**AIM**
From the entries below, count every line that contains the word "image". Please give the number and nothing else.

Records from a collection:
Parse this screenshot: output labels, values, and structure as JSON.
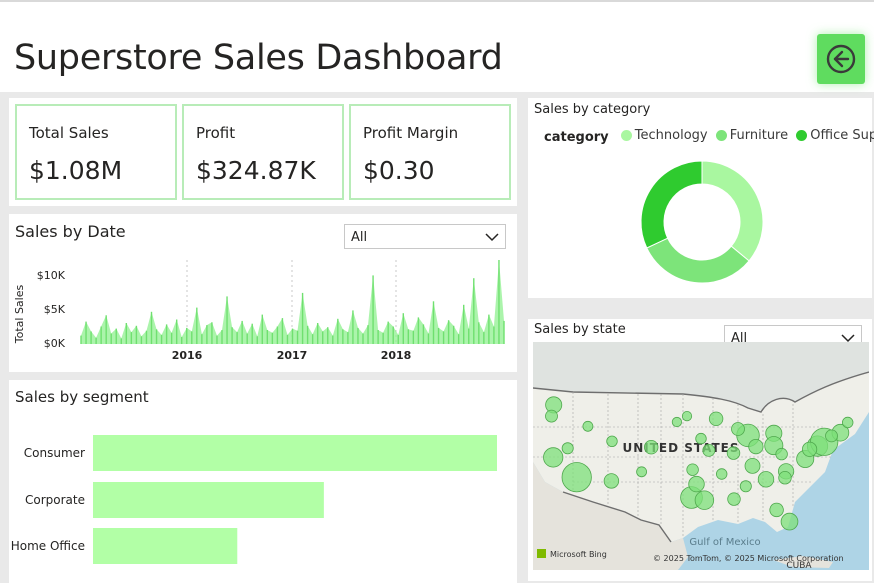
{
  "header": {
    "title": "Superstore Sales Dashboard",
    "back_icon": "arrow-left-circle-icon",
    "accent": "#5fdc5f"
  },
  "kpis": [
    {
      "label": "Total Sales",
      "value": "$1.08M"
    },
    {
      "label": "Profit",
      "value": "$324.87K"
    },
    {
      "label": "Profit Margin",
      "value": "$0.30"
    }
  ],
  "sales_by_date": {
    "title": "Sales by Date",
    "filter": {
      "selected": "All"
    }
  },
  "sales_by_segment": {
    "title": "Sales by segment"
  },
  "sales_by_category": {
    "title": "Sales by category",
    "legend_title": "category"
  },
  "sales_by_state": {
    "title": "Sales by state",
    "filter": {
      "selected": "All"
    },
    "map_label": "UNITED STATES",
    "gulf_label": "Gulf of Mexico",
    "cuba_label": "CUBA",
    "bing_label": "Microsoft Bing",
    "attribution": "© 2025 TomTom, © 2025 Microsoft Corporation"
  },
  "chart_data": [
    {
      "type": "line",
      "title": "Sales by Date",
      "xlabel": "",
      "ylabel": "Total Sales",
      "x_ticks": [
        "2016",
        "2017",
        "2018"
      ],
      "y_ticks": [
        "$0K",
        "$5K",
        "$10K"
      ],
      "ylim": [
        0,
        12000
      ],
      "color": "#8ff08f",
      "grid": false,
      "series": [
        {
          "values": [
            1200,
            3200,
            1800,
            900,
            2500,
            4100,
            1500,
            2200,
            800,
            3000,
            1700,
            2600,
            1100,
            1900,
            4600,
            2100,
            1300,
            2800,
            1600,
            3500,
            1000,
            2300,
            1800,
            5200,
            1400,
            2700,
            3100,
            1200,
            2000,
            6800,
            2400,
            1700,
            3300,
            1500,
            2900,
            1100,
            4200,
            2000,
            1600,
            2500,
            3700,
            1300,
            2200,
            1900,
            7300,
            2600,
            1400,
            3000,
            1800,
            2400,
            1200,
            3600,
            2100,
            1700,
            4800,
            2300,
            1500,
            2700,
            9800,
            2000,
            1600,
            3200,
            2500,
            1300,
            4400,
            2100,
            1900,
            3800,
            2800,
            1500,
            6100,
            2300,
            1800,
            3400,
            2600,
            1400,
            5600,
            2200,
            9400,
            3100,
            1700,
            4200,
            2500,
            12000,
            3300
          ]
        }
      ]
    },
    {
      "type": "bar",
      "title": "Sales by segment",
      "orientation": "horizontal",
      "categories": [
        "Consumer",
        "Corporate",
        "Home Office"
      ],
      "values": [
        560000,
        320000,
        200000
      ],
      "color": "#b2ffa6"
    },
    {
      "type": "pie",
      "title": "Sales by category",
      "donut": true,
      "legend_title": "category",
      "legend_position": "top",
      "categories": [
        "Technology",
        "Furniture",
        "Office Supplies"
      ],
      "values": [
        36,
        32,
        32
      ],
      "colors": [
        "#a9f7a0",
        "#7de47a",
        "#2fcb2f"
      ]
    }
  ],
  "map_points": [
    {
      "lon": -122.4,
      "lat": 37.8,
      "value": 33
    },
    {
      "lon": -118.2,
      "lat": 34.1,
      "value": 95
    },
    {
      "lon": -122.3,
      "lat": 47.6,
      "value": 20
    },
    {
      "lon": -122.7,
      "lat": 45.5,
      "value": 8
    },
    {
      "lon": -112.0,
      "lat": 33.4,
      "value": 15
    },
    {
      "lon": -104.9,
      "lat": 39.7,
      "value": 12
    },
    {
      "lon": -111.9,
      "lat": 40.8,
      "value": 5
    },
    {
      "lon": -116.2,
      "lat": 43.6,
      "value": 4
    },
    {
      "lon": -106.6,
      "lat": 35.1,
      "value": 4
    },
    {
      "lon": -119.8,
      "lat": 39.5,
      "value": 6
    },
    {
      "lon": -97.7,
      "lat": 30.3,
      "value": 45
    },
    {
      "lon": -96.8,
      "lat": 32.8,
      "value": 18
    },
    {
      "lon": -95.4,
      "lat": 29.8,
      "value": 30
    },
    {
      "lon": -97.5,
      "lat": 35.5,
      "value": 7
    },
    {
      "lon": -93.3,
      "lat": 45.0,
      "value": 12
    },
    {
      "lon": -87.6,
      "lat": 41.9,
      "value": 50
    },
    {
      "lon": -83.0,
      "lat": 42.3,
      "value": 20
    },
    {
      "lon": -83.0,
      "lat": 40.0,
      "value": 28
    },
    {
      "lon": -86.2,
      "lat": 39.8,
      "value": 14
    },
    {
      "lon": -90.2,
      "lat": 38.6,
      "value": 9
    },
    {
      "lon": -86.8,
      "lat": 36.2,
      "value": 16
    },
    {
      "lon": -84.4,
      "lat": 33.7,
      "value": 18
    },
    {
      "lon": -80.8,
      "lat": 35.2,
      "value": 17
    },
    {
      "lon": -77.4,
      "lat": 37.5,
      "value": 24
    },
    {
      "lon": -75.2,
      "lat": 39.9,
      "value": 38
    },
    {
      "lon": -74.0,
      "lat": 40.7,
      "value": 80
    },
    {
      "lon": -71.1,
      "lat": 42.4,
      "value": 22
    },
    {
      "lon": -72.7,
      "lat": 41.8,
      "value": 8
    },
    {
      "lon": -80.2,
      "lat": 25.8,
      "value": 22
    },
    {
      "lon": -82.5,
      "lat": 28.0,
      "value": 12
    },
    {
      "lon": -90.1,
      "lat": 30.0,
      "value": 9
    },
    {
      "lon": -92.3,
      "lat": 34.7,
      "value": 5
    },
    {
      "lon": -89.4,
      "lat": 43.1,
      "value": 10
    },
    {
      "lon": -94.6,
      "lat": 39.1,
      "value": 8
    },
    {
      "lon": -96.0,
      "lat": 41.3,
      "value": 5
    },
    {
      "lon": -100.3,
      "lat": 44.4,
      "value": 3
    },
    {
      "lon": -98.5,
      "lat": 45.5,
      "value": 3
    },
    {
      "lon": -69.8,
      "lat": 44.3,
      "value": 5
    },
    {
      "lon": -76.6,
      "lat": 39.3,
      "value": 14
    },
    {
      "lon": -81.6,
      "lat": 38.4,
      "value": 7
    },
    {
      "lon": -88.0,
      "lat": 32.4,
      "value": 6
    },
    {
      "lon": -81.0,
      "lat": 34.0,
      "value": 9
    }
  ]
}
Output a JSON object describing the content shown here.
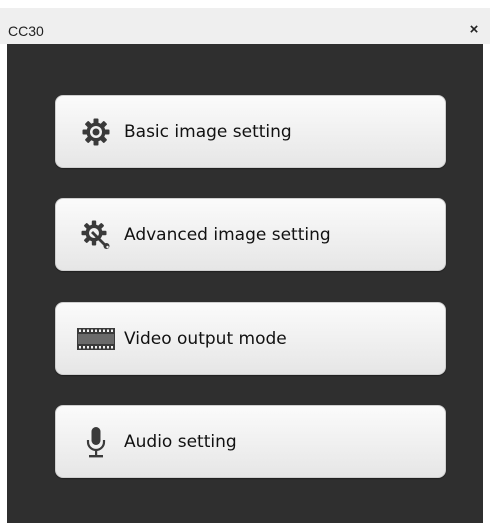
{
  "window": {
    "title": "CC30",
    "close_glyph": "×"
  },
  "menu": {
    "items": [
      {
        "label": "Basic image setting",
        "icon": "gear-icon"
      },
      {
        "label": "Advanced image setting",
        "icon": "gear-wrench-icon"
      },
      {
        "label": "Video output mode",
        "icon": "film-strip-icon"
      },
      {
        "label": "Audio setting",
        "icon": "microphone-icon"
      }
    ]
  },
  "colors": {
    "panel_background": "#2f2f2f",
    "titlebar_background": "#efefef",
    "button_gradient_top": "#fbfbfb",
    "button_gradient_bottom": "#e6e6e6",
    "icon_color": "#3a3a3a"
  }
}
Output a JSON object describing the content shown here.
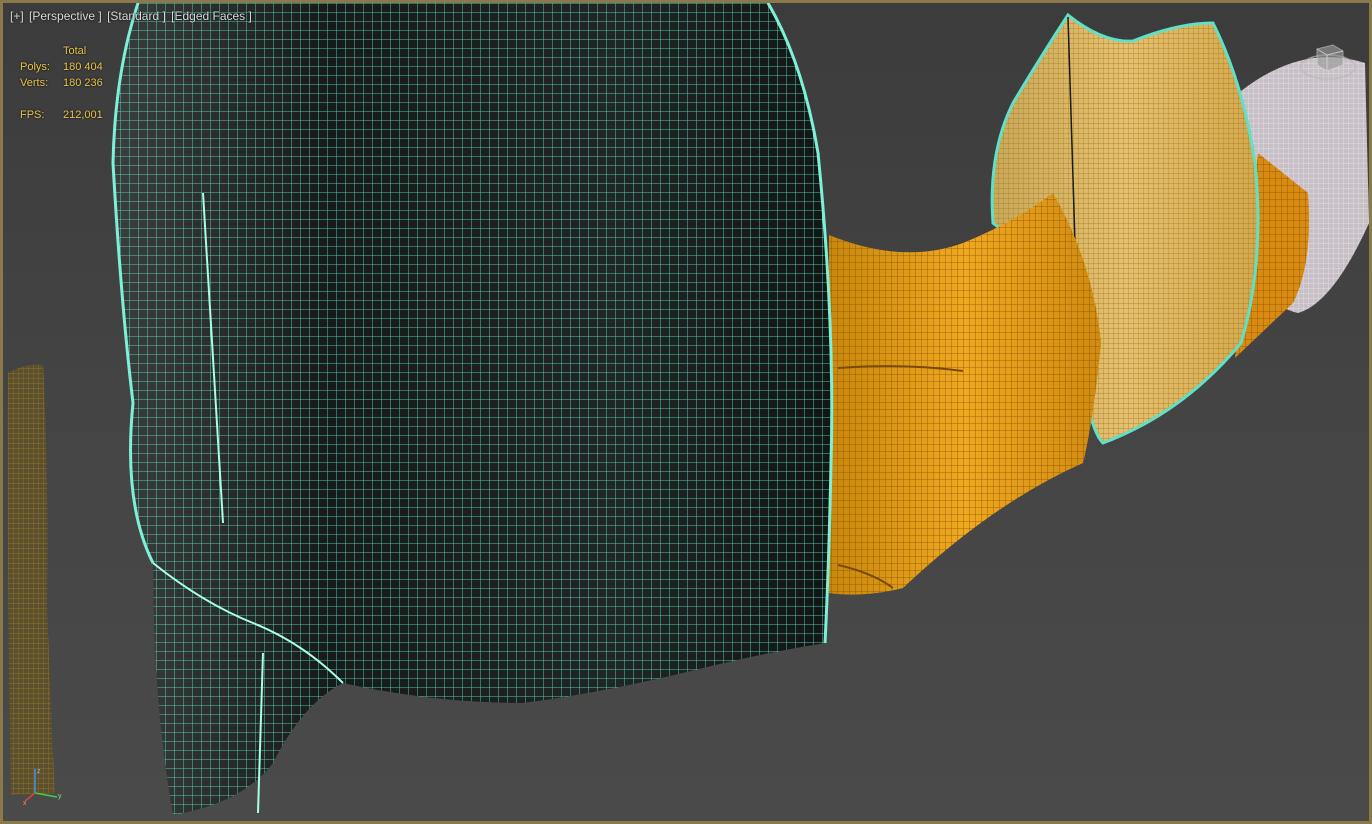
{
  "viewport": {
    "label_parts": [
      "[+]",
      "[Perspective ]",
      "[Standard ]",
      "[Edged Faces ]"
    ]
  },
  "stats": {
    "header": "Total",
    "polys_label": "Polys:",
    "polys_value": "180 404",
    "verts_label": "Verts:",
    "verts_value": "180 236",
    "fps_label": "FPS:",
    "fps_value": "212,001"
  },
  "viewcube": {
    "icon": "viewcube-icon"
  },
  "axis": {
    "x": "x",
    "y": "y",
    "z": "z"
  },
  "colors": {
    "wire_cyan": "#5fe0c8",
    "mesh_dark": "#1c2220",
    "mesh_orange": "#e09a18",
    "mesh_yellow": "#d9b85a",
    "stats_text": "#e6c34a",
    "border": "#8a7a4a"
  }
}
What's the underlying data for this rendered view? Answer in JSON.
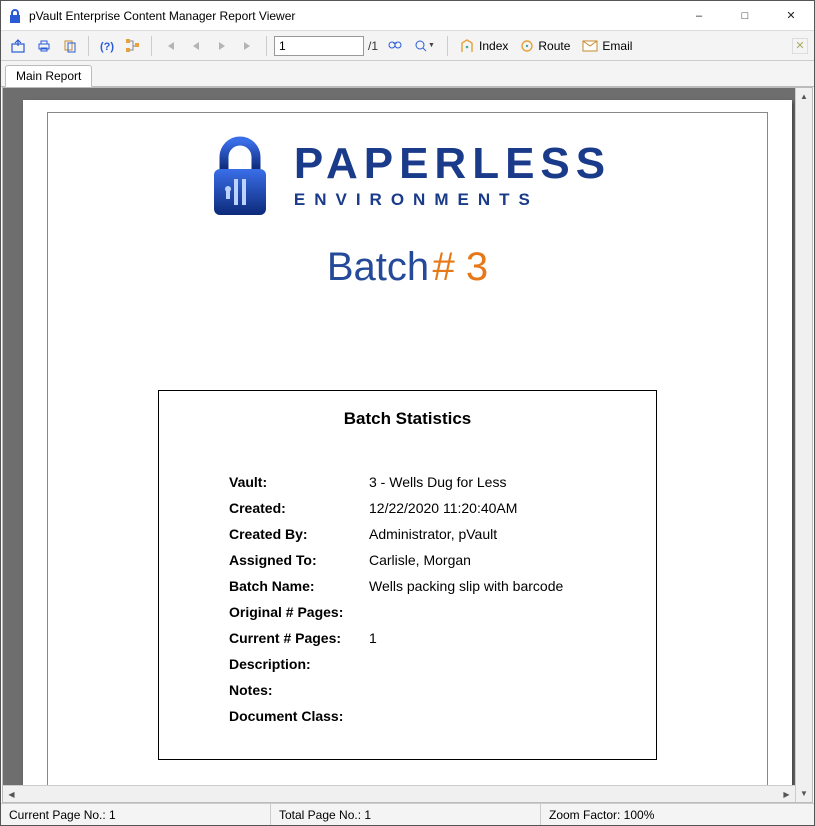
{
  "window": {
    "title": "pVault Enterprise Content Manager Report Viewer"
  },
  "toolbar": {
    "page_input_value": "1",
    "page_total_label": "/1",
    "index_label": "Index",
    "route_label": "Route",
    "email_label": "Email"
  },
  "tab": {
    "main_label": "Main Report"
  },
  "logo": {
    "brand_top": "PAPERLESS",
    "brand_sub": "ENVIRONMENTS"
  },
  "batch": {
    "word": "Batch",
    "hash_and_number": "# 3"
  },
  "stats": {
    "heading": "Batch Statistics",
    "rows": {
      "vault": {
        "label": "Vault:",
        "value": "3 - Wells Dug for Less"
      },
      "created": {
        "label": "Created:",
        "value": "12/22/2020   11:20:40AM"
      },
      "created_by": {
        "label": "Created By:",
        "value": "Administrator, pVault"
      },
      "assigned_to": {
        "label": "Assigned To:",
        "value": "Carlisle, Morgan"
      },
      "batch_name": {
        "label": "Batch Name:",
        "value": "Wells packing slip with barcode"
      },
      "original_pages": {
        "label": "Original # Pages:",
        "value": ""
      },
      "current_pages": {
        "label": "Current # Pages:",
        "value": "1"
      },
      "description": {
        "label": "Description:",
        "value": ""
      },
      "notes": {
        "label": "Notes:",
        "value": ""
      },
      "document_class": {
        "label": "Document Class:",
        "value": ""
      }
    }
  },
  "status": {
    "current_page": "Current Page No.: 1",
    "total_page": "Total Page No.: 1",
    "zoom": "Zoom Factor: 100%"
  }
}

**SOLVED PROBLEM**
2